Would you output the whole listing below, exactly as it reads?

[START]

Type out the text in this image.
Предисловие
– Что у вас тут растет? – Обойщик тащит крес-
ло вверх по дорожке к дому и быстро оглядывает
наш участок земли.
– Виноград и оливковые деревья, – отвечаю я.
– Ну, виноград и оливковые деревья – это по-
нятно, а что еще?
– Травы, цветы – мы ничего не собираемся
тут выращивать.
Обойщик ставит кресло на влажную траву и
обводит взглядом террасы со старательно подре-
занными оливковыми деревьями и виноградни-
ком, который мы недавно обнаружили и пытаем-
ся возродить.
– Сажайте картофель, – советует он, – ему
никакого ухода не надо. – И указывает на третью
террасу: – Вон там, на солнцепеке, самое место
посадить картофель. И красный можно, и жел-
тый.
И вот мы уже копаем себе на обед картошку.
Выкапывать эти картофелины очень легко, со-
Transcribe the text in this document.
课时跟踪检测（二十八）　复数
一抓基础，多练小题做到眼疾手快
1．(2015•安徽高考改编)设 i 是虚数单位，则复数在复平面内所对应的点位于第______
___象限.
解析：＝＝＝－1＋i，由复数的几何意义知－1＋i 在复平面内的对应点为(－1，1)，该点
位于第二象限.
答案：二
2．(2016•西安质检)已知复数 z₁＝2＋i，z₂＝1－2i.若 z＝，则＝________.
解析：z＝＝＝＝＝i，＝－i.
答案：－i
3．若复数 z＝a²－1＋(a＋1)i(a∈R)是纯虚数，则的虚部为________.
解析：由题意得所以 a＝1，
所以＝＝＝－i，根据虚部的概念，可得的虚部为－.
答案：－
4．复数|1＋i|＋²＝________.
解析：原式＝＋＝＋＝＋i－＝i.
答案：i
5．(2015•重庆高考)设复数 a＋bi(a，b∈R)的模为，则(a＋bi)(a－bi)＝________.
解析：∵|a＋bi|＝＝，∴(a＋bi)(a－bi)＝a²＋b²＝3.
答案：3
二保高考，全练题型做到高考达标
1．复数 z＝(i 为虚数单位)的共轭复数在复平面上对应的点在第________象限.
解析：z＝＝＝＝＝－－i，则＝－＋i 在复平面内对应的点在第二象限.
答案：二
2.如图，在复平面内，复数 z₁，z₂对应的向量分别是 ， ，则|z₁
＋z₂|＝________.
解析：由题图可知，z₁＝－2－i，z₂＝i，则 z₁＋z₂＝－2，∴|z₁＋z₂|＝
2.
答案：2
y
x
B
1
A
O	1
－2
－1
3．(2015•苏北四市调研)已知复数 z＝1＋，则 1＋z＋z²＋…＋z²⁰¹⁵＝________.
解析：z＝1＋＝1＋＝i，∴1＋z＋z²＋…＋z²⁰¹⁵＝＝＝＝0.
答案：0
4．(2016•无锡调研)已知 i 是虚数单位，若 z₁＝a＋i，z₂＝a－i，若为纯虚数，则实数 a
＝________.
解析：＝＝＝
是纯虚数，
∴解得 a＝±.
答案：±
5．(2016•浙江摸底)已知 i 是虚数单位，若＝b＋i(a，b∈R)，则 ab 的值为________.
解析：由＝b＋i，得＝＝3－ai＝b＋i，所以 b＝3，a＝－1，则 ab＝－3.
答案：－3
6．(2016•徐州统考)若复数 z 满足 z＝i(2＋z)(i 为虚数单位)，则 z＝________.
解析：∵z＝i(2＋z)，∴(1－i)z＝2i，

[END]

• **THE OUTPUT**:
Type out the text in this image.
Предисловие
– Что у вас тут растет? – Обойщик тащит крес-
ло вверх по дорожке к дому и быстро оглядывает
наш участок земли.
– Виноград и оливковые деревья, – отвечаю я.
– Ну, виноград и оливковые деревья – это по-
нятно, а что еще?
– Травы, цветы – мы ничего не собираемся
тут выращивать.
Обойщик ставит кресло на влажную траву и
обводит взглядом террасы со старательно подре-
занными оливковыми деревьями и виноградни-
ком, который мы недавно обнаружили и пытаем-
ся возродить.
– Сажайте картофель, – советует он, – ему
никакого ухода не надо. – И указывает на третью
террасу: – Вон там, на солнцепеке, самое место
посадить картофель. И красный можно, и жел-
тый.
И вот мы уже копаем себе на обед картошку.
Выкапывать эти картофелины очень легко, со-
Transcribe the text in this document.
课时跟踪检测（二十八）　复数
一抓基础，多练小题做到眼疾手快
1．(2015•安徽高考改编)设 i 是虚数单位，则复数在复平面内所对应的点位于第______
___象限.
解析：＝＝＝－1＋i，由复数的几何意义知－1＋i 在复平面内的对应点为(－1，1)，该点
位于第二象限.
答案：二
2．(2016•西安质检)已知复数 z₁＝2＋i，z₂＝1－2i.若 z＝，则＝________.
解析：z＝＝＝＝＝i，＝－i.
答案：－i
3．若复数 z＝a²－1＋(a＋1)i(a∈R)是纯虚数，则的虚部为________.
解析：由题意得所以 a＝1，
所以＝＝＝－i，根据虚部的概念，可得的虚部为－.
答案：－
4．复数|1＋i|＋²＝________.
解析：原式＝＋＝＋＝＋i－＝i.
答案：i
5．(2015•重庆高考)设复数 a＋bi(a，b∈R)的模为，则(a＋bi)(a－bi)＝________.
解析：∵|a＋bi|＝＝，∴(a＋bi)(a－bi)＝a²＋b²＝3.
答案：3
二保高考，全练题型做到高考达标
1．复数 z＝(i 为虚数单位)的共轭复数在复平面上对应的点在第________象限.
解析：z＝＝＝＝＝－－i，则＝－＋i 在复平面内对应的点在第二象限.
答案：二
2.如图，在复平面内，复数 z₁，z₂对应的向量分别是 ， ，则|z₁
＋z₂|＝________.
解析：由题图可知，z₁＝－2－i，z₂＝i，则 z₁＋z₂＝－2，∴|z₁＋z₂|＝
2.
答案：2
y
x
B
1
A
O	1
－2
－1
3．(2015•苏北四市调研)已知复数 z＝1＋，则 1＋z＋z²＋…＋z²⁰¹⁵＝________.
解析：z＝1＋＝1＋＝i，∴1＋z＋z²＋…＋z²⁰¹⁵＝＝＝＝0.
答案：0
4．(2016•无锡调研)已知 i 是虚数单位，若 z₁＝a＋i，z₂＝a－i，若为纯虚数，则实数 a
＝________.
解析：＝＝＝
是纯虚数，
∴解得 a＝±.
答案：±
5．(2016•浙江摸底)已知 i 是虚数单位，若＝b＋i(a，b∈R)，则 ab 的值为________.
解析：由＝b＋i，得＝＝3－ai＝b＋i，所以 b＝3，a＝－1，则 ab＝－3.
答案：－3
6．(2016•徐州统考)若复数 z 满足 z＝i(2＋z)(i 为虚数单位)，则 z＝________.
解析：∵z＝i(2＋z)，∴(1－i)z＝2i，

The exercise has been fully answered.